— START Material to process —

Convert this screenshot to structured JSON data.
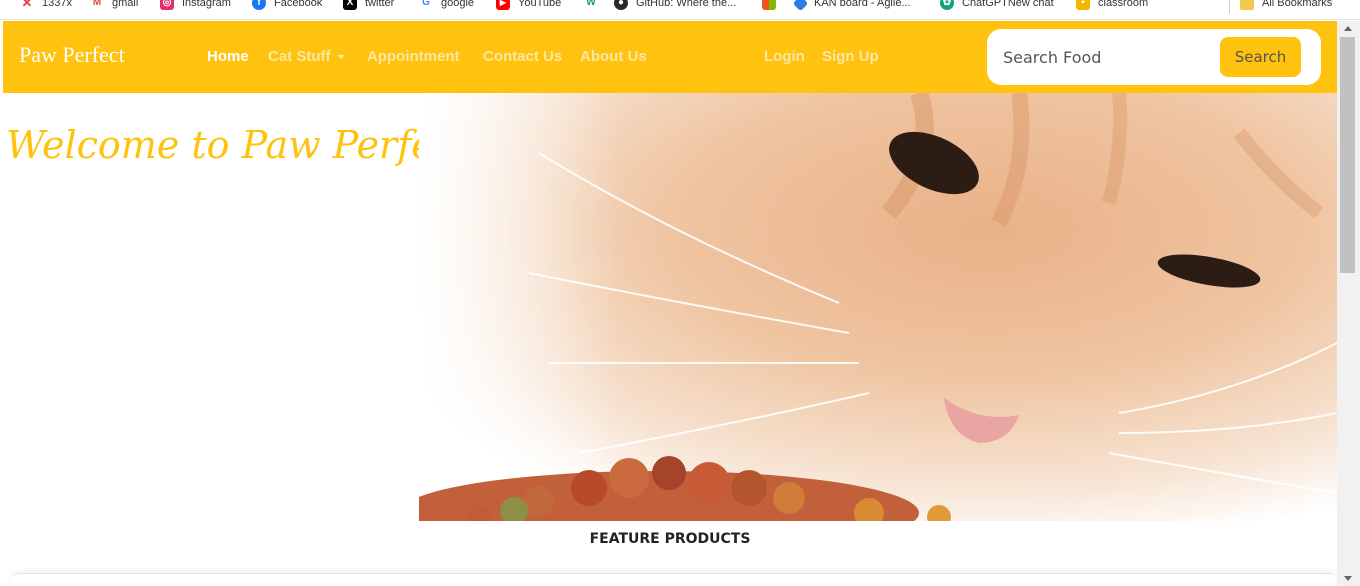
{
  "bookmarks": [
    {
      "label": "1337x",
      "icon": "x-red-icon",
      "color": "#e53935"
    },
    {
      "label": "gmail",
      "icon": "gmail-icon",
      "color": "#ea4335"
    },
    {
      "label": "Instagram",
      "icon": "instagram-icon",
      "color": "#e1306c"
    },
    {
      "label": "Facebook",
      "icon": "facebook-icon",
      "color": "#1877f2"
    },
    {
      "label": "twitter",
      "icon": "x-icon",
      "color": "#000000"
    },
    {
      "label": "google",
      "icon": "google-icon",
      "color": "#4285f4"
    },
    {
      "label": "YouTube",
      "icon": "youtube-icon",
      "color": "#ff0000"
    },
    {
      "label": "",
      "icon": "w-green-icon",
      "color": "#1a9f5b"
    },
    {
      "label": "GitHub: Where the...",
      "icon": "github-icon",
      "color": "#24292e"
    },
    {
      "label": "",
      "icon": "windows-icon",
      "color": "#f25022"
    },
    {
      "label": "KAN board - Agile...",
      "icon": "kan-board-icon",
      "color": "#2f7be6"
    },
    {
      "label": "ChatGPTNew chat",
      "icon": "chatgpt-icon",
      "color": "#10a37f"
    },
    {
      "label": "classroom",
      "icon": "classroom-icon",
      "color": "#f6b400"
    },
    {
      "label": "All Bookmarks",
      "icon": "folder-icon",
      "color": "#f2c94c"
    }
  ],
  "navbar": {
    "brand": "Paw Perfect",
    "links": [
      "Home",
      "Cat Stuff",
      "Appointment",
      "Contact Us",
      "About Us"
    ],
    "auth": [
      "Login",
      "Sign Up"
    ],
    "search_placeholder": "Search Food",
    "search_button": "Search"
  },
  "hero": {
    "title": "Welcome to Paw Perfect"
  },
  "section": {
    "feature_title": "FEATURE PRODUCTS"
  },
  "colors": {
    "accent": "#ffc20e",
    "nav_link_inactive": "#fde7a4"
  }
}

— END Material to process —
— START Material to process —

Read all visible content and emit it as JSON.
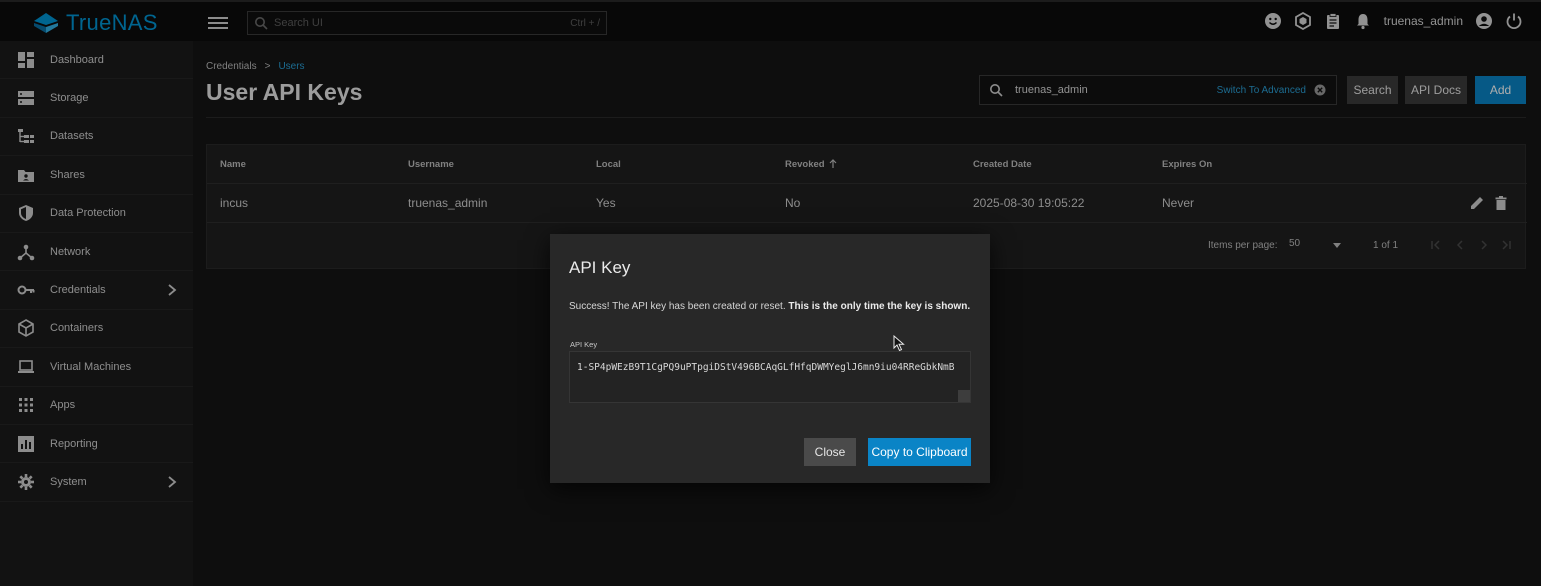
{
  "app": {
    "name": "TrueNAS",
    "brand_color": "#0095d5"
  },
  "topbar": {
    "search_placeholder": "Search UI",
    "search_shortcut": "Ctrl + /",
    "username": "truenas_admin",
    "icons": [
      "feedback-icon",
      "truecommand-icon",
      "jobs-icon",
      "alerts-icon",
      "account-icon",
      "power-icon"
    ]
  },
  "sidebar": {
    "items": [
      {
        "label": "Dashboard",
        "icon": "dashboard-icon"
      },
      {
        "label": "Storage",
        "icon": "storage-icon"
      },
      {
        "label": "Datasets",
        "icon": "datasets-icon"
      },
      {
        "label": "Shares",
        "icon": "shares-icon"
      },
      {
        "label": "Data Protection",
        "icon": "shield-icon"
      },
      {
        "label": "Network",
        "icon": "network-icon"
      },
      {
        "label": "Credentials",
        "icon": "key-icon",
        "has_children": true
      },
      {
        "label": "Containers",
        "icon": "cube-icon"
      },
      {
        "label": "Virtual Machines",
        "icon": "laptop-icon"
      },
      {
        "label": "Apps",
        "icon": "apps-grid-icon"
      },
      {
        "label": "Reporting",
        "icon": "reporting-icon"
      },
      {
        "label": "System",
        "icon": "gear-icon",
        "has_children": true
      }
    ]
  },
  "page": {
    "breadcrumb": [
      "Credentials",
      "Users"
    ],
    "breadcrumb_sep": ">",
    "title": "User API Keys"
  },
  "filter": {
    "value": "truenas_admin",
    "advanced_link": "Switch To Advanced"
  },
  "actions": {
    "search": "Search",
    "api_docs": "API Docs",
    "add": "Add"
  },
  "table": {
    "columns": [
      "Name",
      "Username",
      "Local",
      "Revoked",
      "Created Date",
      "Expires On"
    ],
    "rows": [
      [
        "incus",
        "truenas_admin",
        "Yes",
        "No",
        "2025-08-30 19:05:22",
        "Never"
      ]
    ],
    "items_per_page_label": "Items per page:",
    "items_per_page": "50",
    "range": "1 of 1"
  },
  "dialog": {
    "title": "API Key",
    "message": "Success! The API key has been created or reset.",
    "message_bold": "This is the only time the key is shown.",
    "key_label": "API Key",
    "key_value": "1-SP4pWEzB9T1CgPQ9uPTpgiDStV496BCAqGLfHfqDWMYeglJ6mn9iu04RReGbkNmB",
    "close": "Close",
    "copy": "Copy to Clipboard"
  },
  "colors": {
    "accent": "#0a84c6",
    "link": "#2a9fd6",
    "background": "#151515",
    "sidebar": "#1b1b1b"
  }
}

— END Material to process —

- [What the task asks] Track down every line holding the string "Perfect" and copy it.

- [Answer in full]
    "brand": "Paw Perfect",
    "title": "Welcome to Paw Perfect"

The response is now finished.